Information supplied —
· · · ·

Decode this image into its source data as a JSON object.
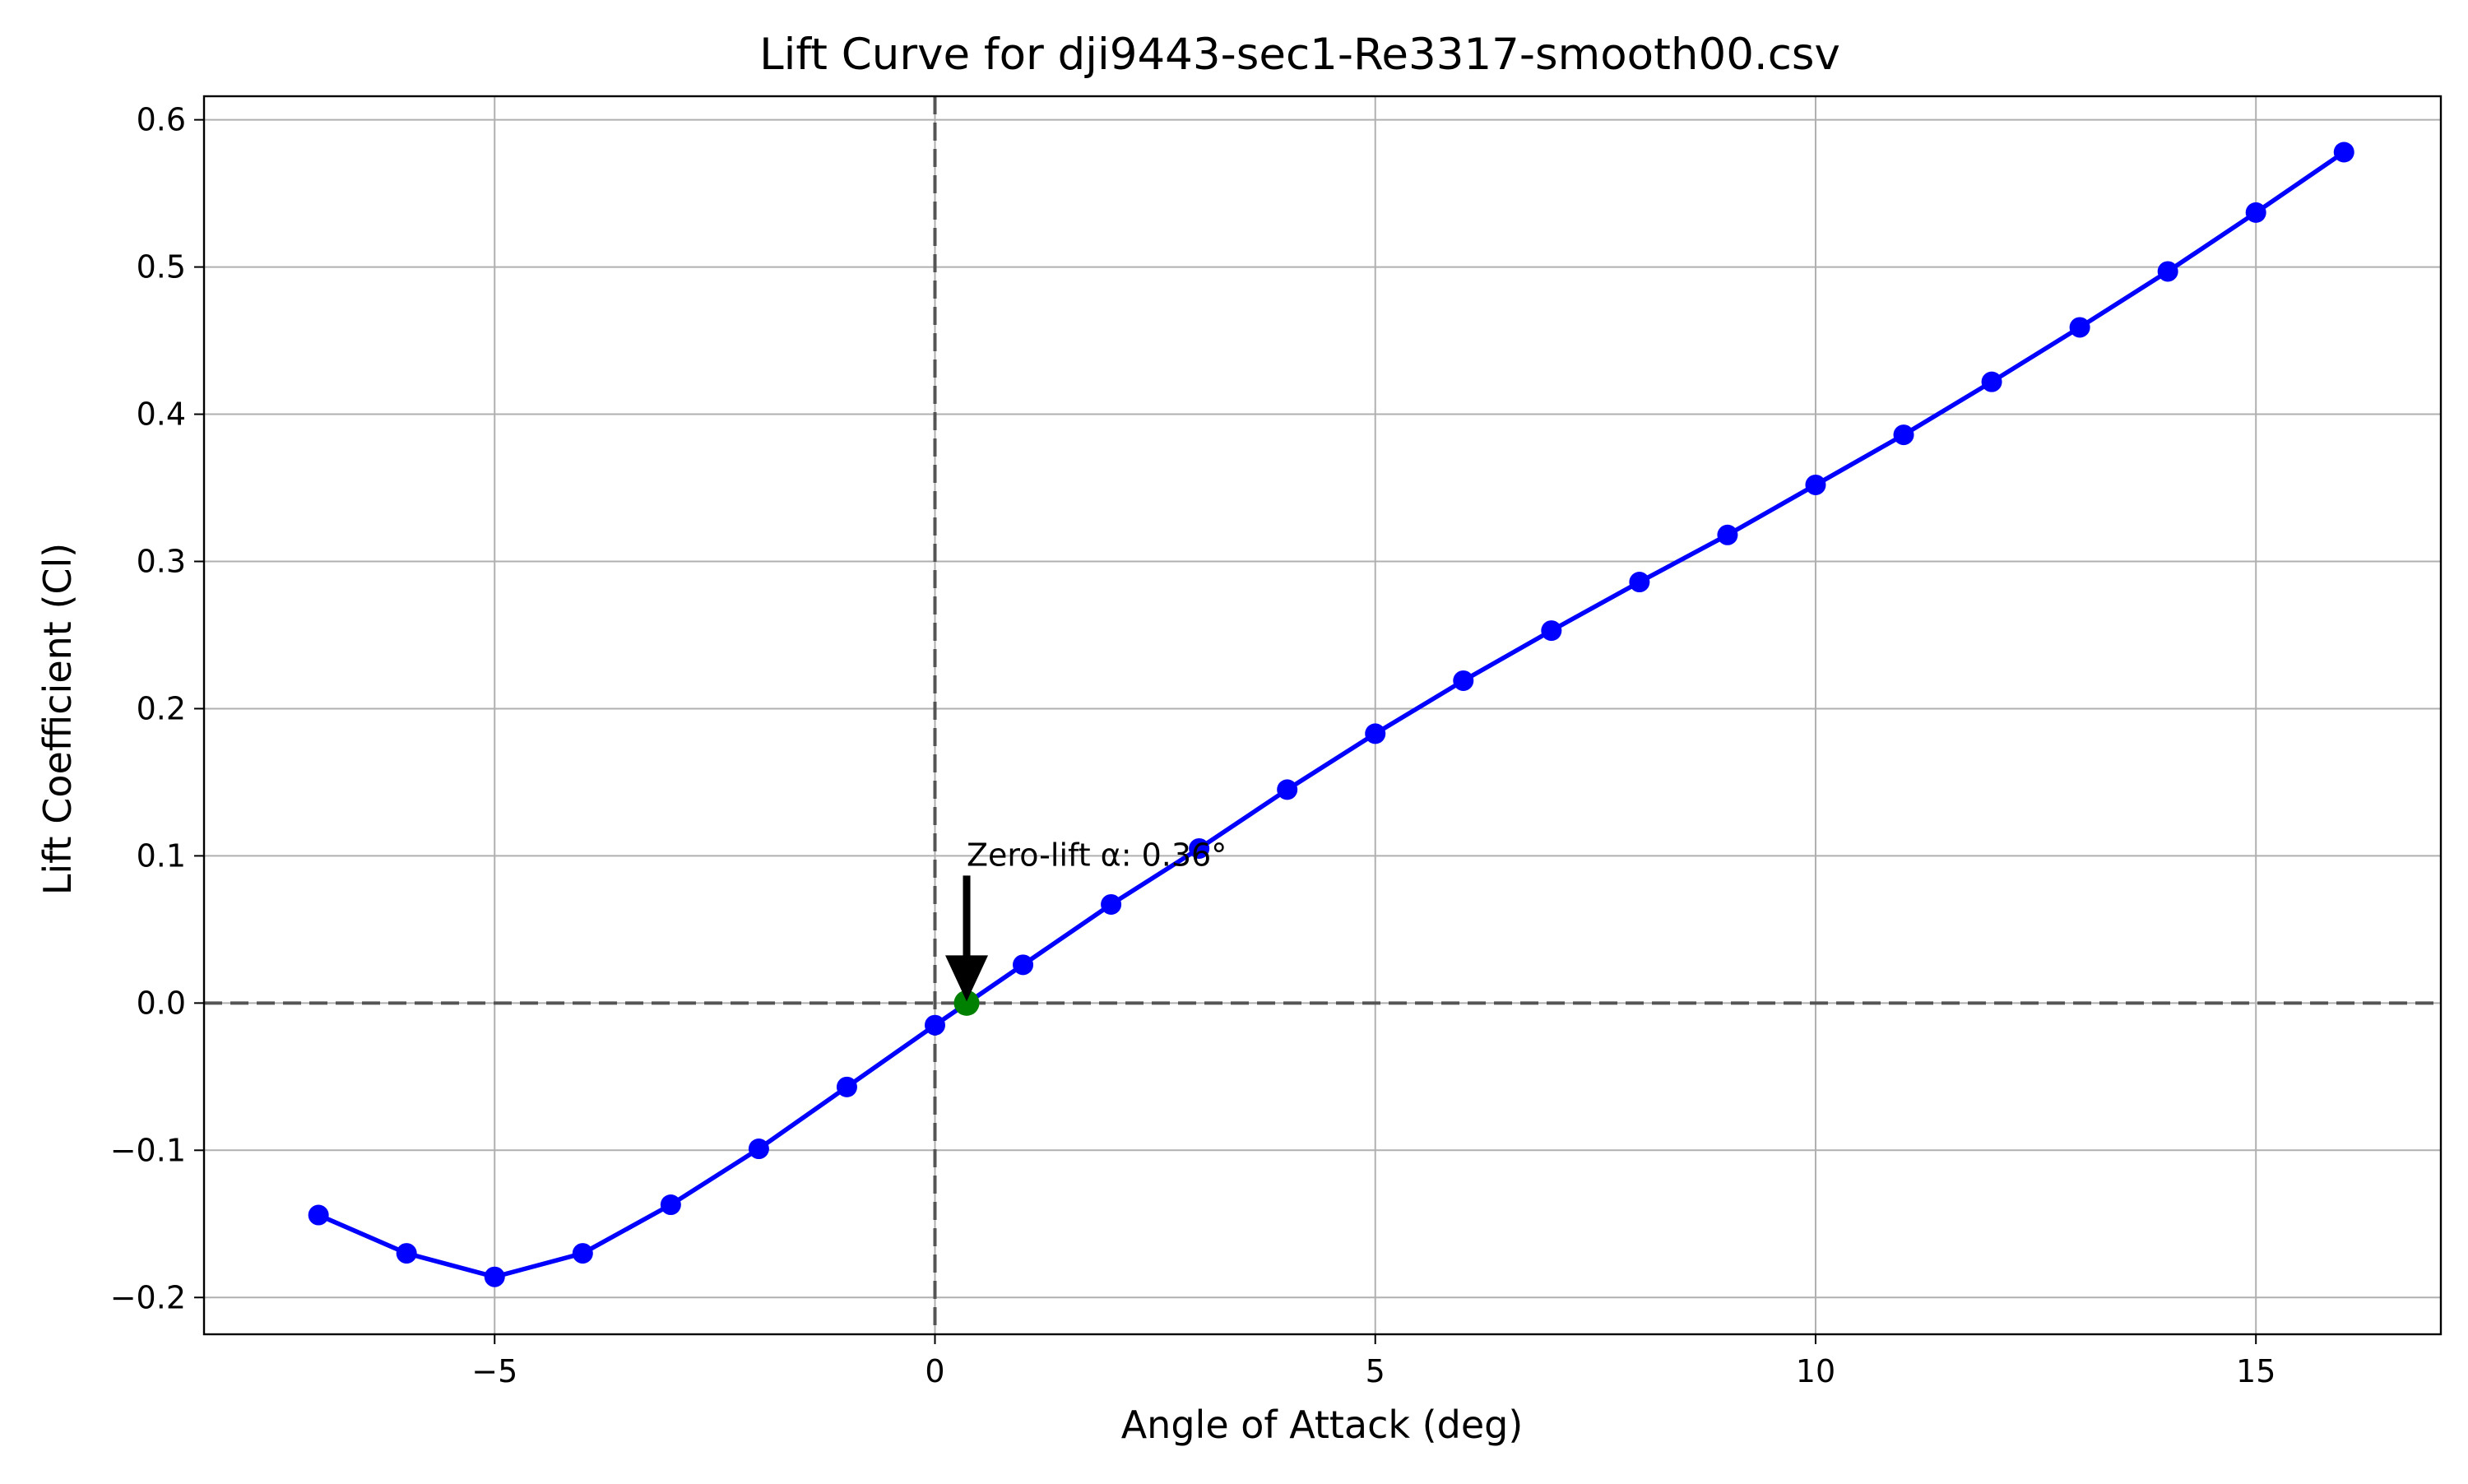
{
  "chart_data": {
    "type": "line",
    "title": "Lift Curve for dji9443-sec1-Re3317-smooth00.csv",
    "xlabel": "Angle of Attack (deg)",
    "ylabel": "Lift Coefficient (Cl)",
    "xlim": [
      -8.3,
      17.1
    ],
    "ylim": [
      -0.225,
      0.616
    ],
    "xticks": [
      -5,
      0,
      5,
      10,
      15
    ],
    "xtick_labels": [
      "−5",
      "0",
      "5",
      "10",
      "15"
    ],
    "yticks": [
      -0.2,
      -0.1,
      0.0,
      0.1,
      0.2,
      0.3,
      0.4,
      0.5,
      0.6
    ],
    "ytick_labels": [
      "−0.2",
      "−0.1",
      "0.0",
      "0.1",
      "0.2",
      "0.3",
      "0.4",
      "0.5",
      "0.6"
    ],
    "grid": true,
    "series": [
      {
        "color": "#0000ff",
        "x": [
          -7,
          -6,
          -5,
          -4,
          -3,
          -2,
          -1,
          0,
          1,
          2,
          3,
          4,
          5,
          6,
          7,
          8,
          9,
          10,
          11,
          12,
          13,
          14,
          15,
          16
        ],
        "y": [
          -0.144,
          -0.17,
          -0.186,
          -0.17,
          -0.137,
          -0.099,
          -0.057,
          -0.015,
          0.026,
          0.067,
          0.105,
          0.145,
          0.183,
          0.219,
          0.253,
          0.286,
          0.318,
          0.352,
          0.386,
          0.422,
          0.459,
          0.497,
          0.537,
          0.578
        ]
      }
    ],
    "reference_lines": {
      "horizontal_y": 0.0,
      "vertical_x": 0.0,
      "style": "dashed",
      "color": "#555555"
    },
    "zero_lift_point": {
      "x": 0.36,
      "y": 0.0,
      "color": "#008000"
    },
    "annotation": {
      "text": "Zero-lift α: 0.36°",
      "x": 0.36,
      "y": 0.1,
      "arrow_to_x": 0.36,
      "arrow_to_y": 0.0
    }
  }
}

· · · ·

Requirement —
Omit the pictures and reproduce the listing exactly.

Answer to this problem —
Decode this image into its source data as a JSON object.
{
  "chart_data": {
    "type": "line",
    "title": "Lift Curve for dji9443-sec1-Re3317-smooth00.csv",
    "xlabel": "Angle of Attack (deg)",
    "ylabel": "Lift Coefficient (Cl)",
    "xlim": [
      -8.3,
      17.1
    ],
    "ylim": [
      -0.225,
      0.616
    ],
    "xticks": [
      -5,
      0,
      5,
      10,
      15
    ],
    "xtick_labels": [
      "−5",
      "0",
      "5",
      "10",
      "15"
    ],
    "yticks": [
      -0.2,
      -0.1,
      0.0,
      0.1,
      0.2,
      0.3,
      0.4,
      0.5,
      0.6
    ],
    "ytick_labels": [
      "−0.2",
      "−0.1",
      "0.0",
      "0.1",
      "0.2",
      "0.3",
      "0.4",
      "0.5",
      "0.6"
    ],
    "grid": true,
    "series": [
      {
        "color": "#0000ff",
        "x": [
          -7,
          -6,
          -5,
          -4,
          -3,
          -2,
          -1,
          0,
          1,
          2,
          3,
          4,
          5,
          6,
          7,
          8,
          9,
          10,
          11,
          12,
          13,
          14,
          15,
          16
        ],
        "y": [
          -0.144,
          -0.17,
          -0.186,
          -0.17,
          -0.137,
          -0.099,
          -0.057,
          -0.015,
          0.026,
          0.067,
          0.105,
          0.145,
          0.183,
          0.219,
          0.253,
          0.286,
          0.318,
          0.352,
          0.386,
          0.422,
          0.459,
          0.497,
          0.537,
          0.578
        ]
      }
    ],
    "reference_lines": {
      "horizontal_y": 0.0,
      "vertical_x": 0.0,
      "style": "dashed",
      "color": "#555555"
    },
    "zero_lift_point": {
      "x": 0.36,
      "y": 0.0,
      "color": "#008000"
    },
    "annotation": {
      "text": "Zero-lift α: 0.36°",
      "x": 0.36,
      "y": 0.1,
      "arrow_to_x": 0.36,
      "arrow_to_y": 0.0
    }
  }
}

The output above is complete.